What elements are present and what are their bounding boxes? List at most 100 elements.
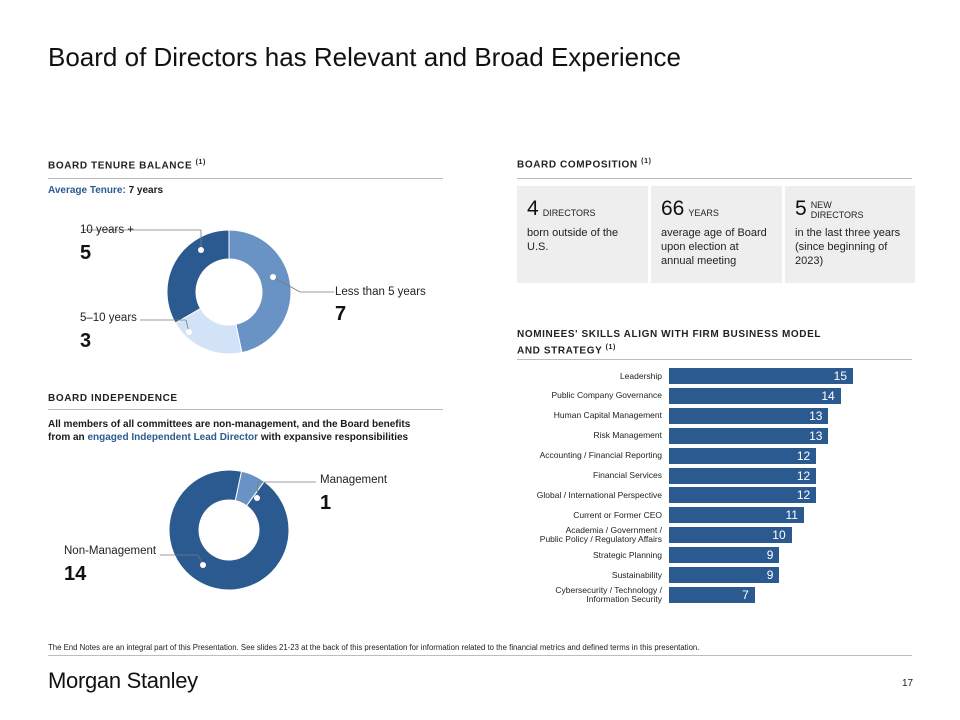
skill-label-line: Current or Former CEO: [573, 509, 662, 520]
skill-bar-value: 13: [809, 408, 823, 423]
skill-label-line: Financial Services: [593, 470, 662, 480]
skill-label: Human Capital Management: [440, 411, 662, 420]
skills-heading-line1: NOMINEES' SKILLS ALIGN WITH FIRM BUSINES…: [517, 329, 822, 340]
tenure-marker-5to10: [186, 329, 192, 335]
skill-label: Public Company Governance: [440, 391, 662, 400]
skill-bar-value: 9: [766, 568, 774, 582]
skill-label-line: Academia / Government /: [565, 525, 662, 536]
independence-description: All members of all committees are non-ma…: [48, 418, 410, 444]
stat-box-average-age: 66 YEARS average age of Board upon electi…: [651, 186, 782, 283]
tenure-divider: [48, 178, 443, 179]
skill-bar: 10: [669, 527, 792, 544]
stat-desc-new-directors: in the last three years (since beginning…: [795, 227, 901, 267]
skill-label: Risk Management: [440, 431, 662, 440]
independence-label-mgmt: Management: [320, 474, 388, 486]
independence-divider: [48, 409, 443, 410]
skills-heading-line2: AND STRATEGY (1): [517, 341, 821, 357]
skill-label-line: Public Policy / Regulatory Affairs: [539, 534, 662, 545]
stat-desc-foreign-born: born outside of the U.S.: [527, 227, 619, 253]
skill-bar: 9: [669, 547, 780, 564]
morgan-stanley-logo: Morgan Stanley: [48, 668, 198, 693]
tenure-label-10plus: 10 years +: [80, 224, 135, 236]
footer-divider: [48, 655, 912, 656]
composition-divider: [517, 178, 912, 179]
composition-heading: BOARD COMPOSITION (1): [517, 158, 652, 170]
skill-label: Cybersecurity / Technology / Information …: [440, 585, 662, 604]
tenure-footnote-ref: (1): [195, 159, 206, 166]
skill-bar-value: 14: [821, 388, 835, 403]
stat-desc-average-age: average age of Board upon election at an…: [661, 227, 767, 267]
stat-unit-average-age: YEARS: [688, 208, 719, 218]
skill-label: Current or Former CEO: [440, 509, 662, 520]
stat-box-new-directors: 5 NEW DIRECTORS in the last three years (s…: [785, 186, 915, 283]
skills-heading: NOMINEES' SKILLS ALIGN WITH FIRM BUSINES…: [517, 328, 821, 357]
skill-label-line: Global / International Perspective: [536, 489, 662, 500]
average-tenure-value: 7 years: [128, 185, 164, 196]
skill-label-line: Public Company Governance: [551, 390, 662, 401]
skill-bar-value: 13: [809, 428, 823, 443]
tenure-value-5to10: 3: [80, 330, 92, 352]
independence-donut-chart: [160, 469, 316, 591]
tenure-donut-chart: [82, 229, 334, 355]
stat-number-new-directors: 5: [795, 197, 807, 220]
skill-bar: 13: [669, 407, 829, 424]
page-title: Board of Directors has Relevant and Broa…: [48, 42, 682, 72]
tenure-leader-lt5-d: [272, 276, 301, 293]
page-number: 17: [902, 678, 914, 689]
stat-unit-new: NEW: [810, 200, 832, 210]
skill-label-line: Risk Management: [593, 430, 662, 441]
tenure-heading-text: BOARD TENURE BALANCE: [48, 160, 193, 172]
skill-label: Academia / Government / Public Policy / R…: [440, 526, 662, 544]
average-tenure-label: Average Tenure:: [48, 185, 126, 196]
skill-bar-value: 12: [796, 488, 811, 503]
independence-value-nonmgmt: 14: [64, 563, 87, 585]
skill-label-line: Human Capital Management: [553, 410, 662, 421]
skill-bar: 12: [669, 447, 817, 464]
stat-number-average-age: 66: [661, 197, 685, 220]
tenure-slice-lt5: [228, 229, 292, 354]
skill-bar-value: 9: [766, 548, 774, 563]
stat-number-foreign-born: 4: [527, 197, 539, 220]
independence-slice-nonmgmt: [168, 469, 290, 591]
skill-label: Financial Services: [440, 471, 662, 480]
composition-footnote-ref: (1): [641, 158, 652, 165]
skill-bar: 14: [669, 387, 841, 404]
tenure-value-lt5: 7: [335, 303, 347, 325]
independence-text-suffix: with expansive responsibilities: [260, 432, 409, 443]
tenure-label-lt5: Less than 5 years: [335, 286, 426, 298]
skill-bar: 13: [669, 427, 829, 444]
skill-label: Accounting / Financial Reporting: [440, 451, 662, 460]
average-tenure: Average Tenure: 7 years: [48, 185, 163, 196]
skills-divider: [517, 359, 912, 360]
skill-bar-value: 12: [796, 448, 811, 463]
skill-label: Strategic Planning: [440, 549, 662, 560]
skills-footnote-ref: (1): [605, 344, 616, 351]
independence-marker-nonmgmt: [200, 562, 206, 568]
independence-lead-director-link[interactable]: engaged Independent Lead Director: [87, 432, 259, 443]
skill-label-line: Information Security: [586, 593, 662, 604]
stat-box-foreign-born: 4 DIRECTORS born outside of the U.S.: [517, 186, 648, 283]
stat-unit-new-directors: NEW DIRECTORS: [811, 200, 864, 220]
independence-heading: BOARD INDEPENDENCE: [48, 393, 178, 404]
composition-heading-text: BOARD COMPOSITION: [517, 159, 638, 171]
skill-bar-value: 12: [796, 468, 811, 483]
independence-marker-mgmt: [254, 495, 260, 501]
independence-text-line1: All members of all committees are non-ma…: [48, 419, 411, 430]
footnote: The End Notes are an integral part of th…: [48, 643, 700, 652]
skill-bar: 12: [669, 467, 817, 484]
independence-label-nonmgmt: Non-Management: [64, 545, 157, 557]
skill-bar-value: 11: [785, 508, 798, 523]
tenure-value-10plus: 5: [80, 242, 92, 264]
stat-unit-directors: DIRECTORS: [810, 210, 864, 220]
skill-bar-value: 7: [742, 587, 749, 602]
skill-bar-value: 15: [833, 369, 847, 383]
independence-text-prefix: from an: [48, 432, 85, 443]
tenure-marker-lt5: [270, 274, 276, 280]
skill-bar: 7: [669, 586, 755, 603]
skill-label-line: Leadership: [619, 370, 662, 381]
skill-bar: 9: [669, 567, 780, 583]
tenure-heading: BOARD TENURE BALANCE (1): [48, 159, 206, 171]
skill-bar: 15: [669, 368, 853, 384]
skill-label-line: Strategic Planning: [593, 549, 662, 560]
independence-text-line2: from an engaged Independent Lead Directo…: [48, 431, 410, 444]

-----

Reproduce all the items, swapping "skill-bar-value" for "skill-count" everywhere it occurs and leaving everything else untouched. Omit the pictures.

What elements are present and what are their bounding boxes? List at most 100 elements.
skill-label-line: Current or Former CEO: [573, 509, 662, 520]
skill-count: 13: [809, 408, 823, 423]
skill-label-line: Financial Services: [593, 470, 662, 480]
skill-label: Human Capital Management: [440, 411, 662, 420]
skills-heading-line1: NOMINEES' SKILLS ALIGN WITH FIRM BUSINES…: [517, 329, 822, 340]
tenure-marker-5to10: [186, 329, 192, 335]
skill-label: Public Company Governance: [440, 391, 662, 400]
skill-count: 9: [766, 568, 774, 582]
skill-label-line: Academia / Government /: [565, 525, 662, 536]
independence-description: All members of all committees are non-ma…: [48, 418, 410, 444]
stat-box-average-age: 66 YEARS average age of Board upon electi…: [651, 186, 782, 283]
tenure-divider: [48, 178, 443, 179]
skill-bar: 10: [669, 527, 792, 544]
stat-desc-new-directors: in the last three years (since beginning…: [795, 227, 901, 267]
skill-label: Risk Management: [440, 431, 662, 440]
independence-label-mgmt: Management: [320, 474, 388, 486]
independence-divider: [48, 409, 443, 410]
skills-heading-line2: AND STRATEGY (1): [517, 341, 821, 357]
skill-label-line: Public Policy / Regulatory Affairs: [539, 534, 662, 545]
stat-desc-foreign-born: born outside of the U.S.: [527, 227, 619, 253]
skill-bar: 9: [669, 547, 780, 564]
morgan-stanley-logo: Morgan Stanley: [48, 668, 198, 693]
tenure-label-10plus: 10 years +: [80, 224, 135, 236]
footer-divider: [48, 655, 912, 656]
composition-divider: [517, 178, 912, 179]
composition-heading: BOARD COMPOSITION (1): [517, 158, 652, 170]
skill-label: Cybersecurity / Technology / Information …: [440, 585, 662, 604]
tenure-footnote-ref: (1): [195, 159, 206, 166]
skill-count: 14: [821, 388, 835, 403]
stat-desc-average-age: average age of Board upon election at an…: [661, 227, 767, 267]
stat-unit-average-age: YEARS: [688, 208, 719, 218]
skill-label: Current or Former CEO: [440, 509, 662, 520]
stat-box-new-directors: 5 NEW DIRECTORS in the last three years (s…: [785, 186, 915, 283]
skills-heading: NOMINEES' SKILLS ALIGN WITH FIRM BUSINES…: [517, 328, 821, 357]
skill-label-line: Global / International Perspective: [536, 489, 662, 500]
average-tenure-value: 7 years: [128, 185, 164, 196]
skill-label-line: Public Company Governance: [551, 390, 662, 401]
skill-count: 13: [809, 428, 823, 443]
tenure-value-5to10: 3: [80, 330, 92, 352]
independence-donut-chart: [160, 469, 316, 591]
tenure-donut-chart: [82, 229, 334, 355]
stat-number-new-directors: 5: [795, 197, 807, 220]
skill-bar: 13: [669, 407, 829, 424]
page-title: Board of Directors has Relevant and Broa…: [48, 42, 682, 72]
tenure-leader-lt5-d: [272, 276, 301, 293]
page-number: 17: [902, 678, 914, 689]
stat-unit-new: NEW: [810, 200, 832, 210]
skill-label-line: Risk Management: [593, 430, 662, 441]
tenure-heading-text: BOARD TENURE BALANCE: [48, 160, 193, 172]
skill-label: Academia / Government / Public Policy / R…: [440, 526, 662, 544]
average-tenure-label: Average Tenure:: [48, 185, 126, 196]
skill-count: 12: [796, 488, 811, 503]
independence-value-nonmgmt: 14: [64, 563, 87, 585]
skill-label-line: Human Capital Management: [553, 410, 662, 421]
skill-bar: 12: [669, 447, 817, 464]
stat-number-average-age: 66: [661, 197, 685, 220]
tenure-slice-lt5: [228, 229, 292, 354]
skill-count: 9: [766, 548, 774, 563]
stat-number-foreign-born: 4: [527, 197, 539, 220]
independence-slice-nonmgmt: [168, 469, 290, 591]
skill-label: Financial Services: [440, 471, 662, 480]
composition-footnote-ref: (1): [641, 158, 652, 165]
skill-bar: 14: [669, 387, 841, 404]
tenure-value-lt5: 7: [335, 303, 347, 325]
independence-text-suffix: with expansive responsibilities: [260, 432, 409, 443]
tenure-label-lt5: Less than 5 years: [335, 286, 426, 298]
skill-bar: 13: [669, 427, 829, 444]
skill-label: Accounting / Financial Reporting: [440, 451, 662, 460]
average-tenure: Average Tenure: 7 years: [48, 185, 163, 196]
skills-divider: [517, 359, 912, 360]
skill-count: 12: [796, 448, 811, 463]
skill-label: Strategic Planning: [440, 549, 662, 560]
skills-footnote-ref: (1): [605, 344, 616, 351]
independence-marker-nonmgmt: [200, 562, 206, 568]
independence-lead-director-link[interactable]: engaged Independent Lead Director: [87, 432, 259, 443]
skill-label-line: Information Security: [586, 593, 662, 604]
stat-box-foreign-born: 4 DIRECTORS born outside of the U.S.: [517, 186, 648, 283]
stat-unit-new-directors: NEW DIRECTORS: [811, 200, 864, 220]
independence-heading: BOARD INDEPENDENCE: [48, 393, 178, 404]
composition-heading-text: BOARD COMPOSITION: [517, 159, 638, 171]
skill-count: 12: [796, 468, 811, 483]
independence-marker-mgmt: [254, 495, 260, 501]
independence-text-line1: All members of all committees are non-ma…: [48, 419, 411, 430]
footnote: The End Notes are an integral part of th…: [48, 643, 700, 652]
skill-bar: 12: [669, 467, 817, 484]
independence-label-nonmgmt: Non-Management: [64, 545, 157, 557]
skill-count: 11: [785, 508, 798, 523]
tenure-value-10plus: 5: [80, 242, 92, 264]
stat-unit-directors: DIRECTORS: [810, 210, 864, 220]
skill-count: 7: [742, 587, 749, 602]
skill-count: 15: [833, 369, 847, 383]
independence-text-prefix: from an: [48, 432, 85, 443]
tenure-marker-lt5: [270, 274, 276, 280]
skill-bar: 7: [669, 586, 755, 603]
skill-label-line: Leadership: [619, 370, 662, 381]
skill-bar: 9: [669, 567, 780, 583]
tenure-heading: BOARD TENURE BALANCE (1): [48, 159, 206, 171]
skill-bar: 15: [669, 368, 853, 384]
skill-label-line: Strategic Planning: [593, 549, 662, 560]
independence-text-line2: from an engaged Independent Lead Directo…: [48, 431, 410, 444]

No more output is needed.